YOUR TASK
Set down the full listing exactly, character for character.

INPUT MATERIAL
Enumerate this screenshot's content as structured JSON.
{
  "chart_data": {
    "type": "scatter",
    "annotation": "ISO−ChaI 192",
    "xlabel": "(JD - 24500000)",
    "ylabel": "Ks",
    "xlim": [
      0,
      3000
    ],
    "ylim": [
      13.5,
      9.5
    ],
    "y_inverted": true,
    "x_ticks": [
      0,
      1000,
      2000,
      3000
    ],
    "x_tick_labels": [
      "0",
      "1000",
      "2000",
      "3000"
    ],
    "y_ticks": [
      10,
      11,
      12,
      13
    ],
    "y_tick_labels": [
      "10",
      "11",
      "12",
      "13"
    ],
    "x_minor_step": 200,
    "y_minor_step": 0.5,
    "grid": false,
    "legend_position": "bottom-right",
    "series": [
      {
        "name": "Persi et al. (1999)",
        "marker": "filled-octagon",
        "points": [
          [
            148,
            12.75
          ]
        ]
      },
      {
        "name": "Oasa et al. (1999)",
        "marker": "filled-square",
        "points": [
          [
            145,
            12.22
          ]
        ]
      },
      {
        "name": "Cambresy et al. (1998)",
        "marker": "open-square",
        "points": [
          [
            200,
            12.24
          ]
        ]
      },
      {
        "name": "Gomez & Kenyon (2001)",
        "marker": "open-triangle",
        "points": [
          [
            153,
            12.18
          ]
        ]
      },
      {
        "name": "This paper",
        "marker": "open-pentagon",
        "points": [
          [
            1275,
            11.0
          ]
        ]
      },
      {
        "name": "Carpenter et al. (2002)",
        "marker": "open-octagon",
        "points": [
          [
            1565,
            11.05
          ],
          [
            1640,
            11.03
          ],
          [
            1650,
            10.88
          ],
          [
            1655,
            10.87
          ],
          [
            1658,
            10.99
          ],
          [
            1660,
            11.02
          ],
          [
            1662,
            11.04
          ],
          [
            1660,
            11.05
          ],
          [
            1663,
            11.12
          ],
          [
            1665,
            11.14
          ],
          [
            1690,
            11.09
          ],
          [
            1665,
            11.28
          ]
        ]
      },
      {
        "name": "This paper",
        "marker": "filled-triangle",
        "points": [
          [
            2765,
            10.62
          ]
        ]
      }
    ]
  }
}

EXERCISE SOLUTION
Enumerate this screenshot's content as structured JSON.
{
  "chart_data": {
    "type": "scatter",
    "annotation": "ISO−ChaI 192",
    "xlabel": "(JD - 24500000)",
    "ylabel": "Ks",
    "xlim": [
      0,
      3000
    ],
    "ylim": [
      13.5,
      9.5
    ],
    "y_inverted": true,
    "x_ticks": [
      0,
      1000,
      2000,
      3000
    ],
    "x_tick_labels": [
      "0",
      "1000",
      "2000",
      "3000"
    ],
    "y_ticks": [
      10,
      11,
      12,
      13
    ],
    "y_tick_labels": [
      "10",
      "11",
      "12",
      "13"
    ],
    "x_minor_step": 200,
    "y_minor_step": 0.5,
    "grid": false,
    "legend_position": "bottom-right",
    "series": [
      {
        "name": "Persi et al. (1999)",
        "marker": "filled-octagon",
        "points": [
          [
            148,
            12.75
          ]
        ]
      },
      {
        "name": "Oasa et al. (1999)",
        "marker": "filled-square",
        "points": [
          [
            145,
            12.22
          ]
        ]
      },
      {
        "name": "Cambresy et al. (1998)",
        "marker": "open-square",
        "points": [
          [
            200,
            12.24
          ]
        ]
      },
      {
        "name": "Gomez & Kenyon (2001)",
        "marker": "open-triangle",
        "points": [
          [
            153,
            12.18
          ]
        ]
      },
      {
        "name": "This paper",
        "marker": "open-pentagon",
        "points": [
          [
            1275,
            11.0
          ]
        ]
      },
      {
        "name": "Carpenter et al. (2002)",
        "marker": "open-octagon",
        "points": [
          [
            1565,
            11.05
          ],
          [
            1640,
            11.03
          ],
          [
            1650,
            10.88
          ],
          [
            1655,
            10.87
          ],
          [
            1658,
            10.99
          ],
          [
            1660,
            11.02
          ],
          [
            1662,
            11.04
          ],
          [
            1660,
            11.05
          ],
          [
            1663,
            11.12
          ],
          [
            1665,
            11.14
          ],
          [
            1690,
            11.09
          ],
          [
            1665,
            11.28
          ]
        ]
      },
      {
        "name": "This paper",
        "marker": "filled-triangle",
        "points": [
          [
            2765,
            10.62
          ]
        ]
      }
    ]
  }
}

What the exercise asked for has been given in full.